Stated goal:
Copy out all of the material exactly as presented.

(Data items)

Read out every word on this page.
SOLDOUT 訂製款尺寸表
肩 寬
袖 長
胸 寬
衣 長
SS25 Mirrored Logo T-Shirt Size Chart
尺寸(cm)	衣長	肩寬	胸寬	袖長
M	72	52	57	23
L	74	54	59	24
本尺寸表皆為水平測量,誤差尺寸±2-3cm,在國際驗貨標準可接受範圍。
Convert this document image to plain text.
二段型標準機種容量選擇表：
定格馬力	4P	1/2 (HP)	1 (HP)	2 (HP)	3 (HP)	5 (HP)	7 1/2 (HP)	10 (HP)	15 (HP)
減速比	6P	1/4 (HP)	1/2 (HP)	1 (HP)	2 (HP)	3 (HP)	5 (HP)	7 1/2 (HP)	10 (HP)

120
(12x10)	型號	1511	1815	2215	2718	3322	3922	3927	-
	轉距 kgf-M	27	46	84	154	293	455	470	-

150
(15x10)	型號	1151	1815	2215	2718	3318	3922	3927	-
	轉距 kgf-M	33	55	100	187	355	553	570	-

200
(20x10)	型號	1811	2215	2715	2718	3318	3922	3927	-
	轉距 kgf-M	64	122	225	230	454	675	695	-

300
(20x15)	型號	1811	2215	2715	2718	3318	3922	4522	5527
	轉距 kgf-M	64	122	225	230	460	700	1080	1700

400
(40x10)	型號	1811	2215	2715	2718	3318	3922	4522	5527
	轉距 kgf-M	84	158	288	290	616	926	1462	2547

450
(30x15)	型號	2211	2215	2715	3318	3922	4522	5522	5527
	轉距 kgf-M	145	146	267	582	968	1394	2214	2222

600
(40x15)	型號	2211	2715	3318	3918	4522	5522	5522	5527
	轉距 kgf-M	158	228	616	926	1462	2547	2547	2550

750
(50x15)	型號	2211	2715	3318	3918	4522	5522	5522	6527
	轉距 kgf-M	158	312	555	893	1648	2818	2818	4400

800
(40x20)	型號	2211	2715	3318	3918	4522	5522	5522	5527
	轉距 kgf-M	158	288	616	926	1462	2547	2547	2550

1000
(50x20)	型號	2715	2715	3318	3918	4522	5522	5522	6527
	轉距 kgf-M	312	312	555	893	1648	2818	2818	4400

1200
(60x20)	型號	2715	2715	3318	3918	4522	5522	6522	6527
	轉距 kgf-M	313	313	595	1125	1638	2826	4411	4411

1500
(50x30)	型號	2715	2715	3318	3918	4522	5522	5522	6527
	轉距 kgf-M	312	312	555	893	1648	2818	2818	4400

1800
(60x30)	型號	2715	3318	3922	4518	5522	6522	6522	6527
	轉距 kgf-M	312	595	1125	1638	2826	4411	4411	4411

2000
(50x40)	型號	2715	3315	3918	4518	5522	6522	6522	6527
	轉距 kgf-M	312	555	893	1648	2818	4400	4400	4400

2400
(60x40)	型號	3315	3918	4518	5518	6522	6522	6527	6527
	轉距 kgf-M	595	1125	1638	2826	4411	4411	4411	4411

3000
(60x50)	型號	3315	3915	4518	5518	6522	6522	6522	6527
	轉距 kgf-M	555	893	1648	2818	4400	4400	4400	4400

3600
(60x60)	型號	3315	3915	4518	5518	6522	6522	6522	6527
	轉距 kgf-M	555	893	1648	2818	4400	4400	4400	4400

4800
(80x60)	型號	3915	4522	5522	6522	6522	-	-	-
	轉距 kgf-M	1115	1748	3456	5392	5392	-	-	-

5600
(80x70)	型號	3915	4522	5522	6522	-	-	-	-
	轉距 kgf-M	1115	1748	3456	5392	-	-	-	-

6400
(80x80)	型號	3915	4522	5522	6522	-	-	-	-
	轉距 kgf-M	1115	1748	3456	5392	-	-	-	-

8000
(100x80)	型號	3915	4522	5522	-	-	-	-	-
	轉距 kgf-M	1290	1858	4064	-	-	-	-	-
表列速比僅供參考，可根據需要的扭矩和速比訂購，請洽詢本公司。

Answer to this exercise:
Read out every word on this page.
SOLDOUT 訂製款尺寸表
肩 寬
袖 長
胸 寬
衣 長
SS25 Mirrored Logo T-Shirt Size Chart
尺寸(cm)	衣長	肩寬	胸寬	袖長
M	72	52	57	23
L	74	54	59	24
本尺寸表皆為水平測量,誤差尺寸±2-3cm,在國際驗貨標準可接受範圍。
Convert this document image to plain text.
二段型標準機種容量選擇表：
定格馬力	4P	1/2 (HP)	1 (HP)	2 (HP)	3 (HP)	5 (HP)	7 1/2 (HP)	10 (HP)	15 (HP)
減速比	6P	1/4 (HP)	1/2 (HP)	1 (HP)	2 (HP)	3 (HP)	5 (HP)	7 1/2 (HP)	10 (HP)

120
(12x10)	型號	1511	1815	2215	2718	3322	3922	3927	-
	轉距 kgf-M	27	46	84	154	293	455	470	-

150
(15x10)	型號	1151	1815	2215	2718	3318	3922	3927	-
	轉距 kgf-M	33	55	100	187	355	553	570	-

200
(20x10)	型號	1811	2215	2715	2718	3318	3922	3927	-
	轉距 kgf-M	64	122	225	230	454	675	695	-

300
(20x15)	型號	1811	2215	2715	2718	3318	3922	4522	5527
	轉距 kgf-M	64	122	225	230	460	700	1080	1700

400
(40x10)	型號	1811	2215	2715	2718	3318	3922	4522	5527
	轉距 kgf-M	84	158	288	290	616	926	1462	2547

450
(30x15)	型號	2211	2215	2715	3318	3922	4522	5522	5527
	轉距 kgf-M	145	146	267	582	968	1394	2214	2222

600
(40x15)	型號	2211	2715	3318	3918	4522	5522	5522	5527
	轉距 kgf-M	158	228	616	926	1462	2547	2547	2550

750
(50x15)	型號	2211	2715	3318	3918	4522	5522	5522	6527
	轉距 kgf-M	158	312	555	893	1648	2818	2818	4400

800
(40x20)	型號	2211	2715	3318	3918	4522	5522	5522	5527
	轉距 kgf-M	158	288	616	926	1462	2547	2547	2550

1000
(50x20)	型號	2715	2715	3318	3918	4522	5522	5522	6527
	轉距 kgf-M	312	312	555	893	1648	2818	2818	4400

1200
(60x20)	型號	2715	2715	3318	3918	4522	5522	6522	6527
	轉距 kgf-M	313	313	595	1125	1638	2826	4411	4411

1500
(50x30)	型號	2715	2715	3318	3918	4522	5522	5522	6527
	轉距 kgf-M	312	312	555	893	1648	2818	2818	4400

1800
(60x30)	型號	2715	3318	3922	4518	5522	6522	6522	6527
	轉距 kgf-M	312	595	1125	1638	2826	4411	4411	4411

2000
(50x40)	型號	2715	3315	3918	4518	5522	6522	6522	6527
	轉距 kgf-M	312	555	893	1648	2818	4400	4400	4400

2400
(60x40)	型號	3315	3918	4518	5518	6522	6522	6527	6527
	轉距 kgf-M	595	1125	1638	2826	4411	4411	4411	4411

3000
(60x50)	型號	3315	3915	4518	5518	6522	6522	6522	6527
	轉距 kgf-M	555	893	1648	2818	4400	4400	4400	4400

3600
(60x60)	型號	3315	3915	4518	5518	6522	6522	6522	6527
	轉距 kgf-M	555	893	1648	2818	4400	4400	4400	4400

4800
(80x60)	型號	3915	4522	5522	6522	6522	-	-	-
	轉距 kgf-M	1115	1748	3456	5392	5392	-	-	-

5600
(80x70)	型號	3915	4522	5522	6522	-	-	-	-
	轉距 kgf-M	1115	1748	3456	5392	-	-	-	-

6400
(80x80)	型號	3915	4522	5522	6522	-	-	-	-
	轉距 kgf-M	1115	1748	3456	5392	-	-	-	-

8000
(100x80)	型號	3915	4522	5522	-	-	-	-	-
	轉距 kgf-M	1290	1858	4064	-	-	-	-	-
表列速比僅供參考，可根據需要的扭矩和速比訂購，請洽詢本公司。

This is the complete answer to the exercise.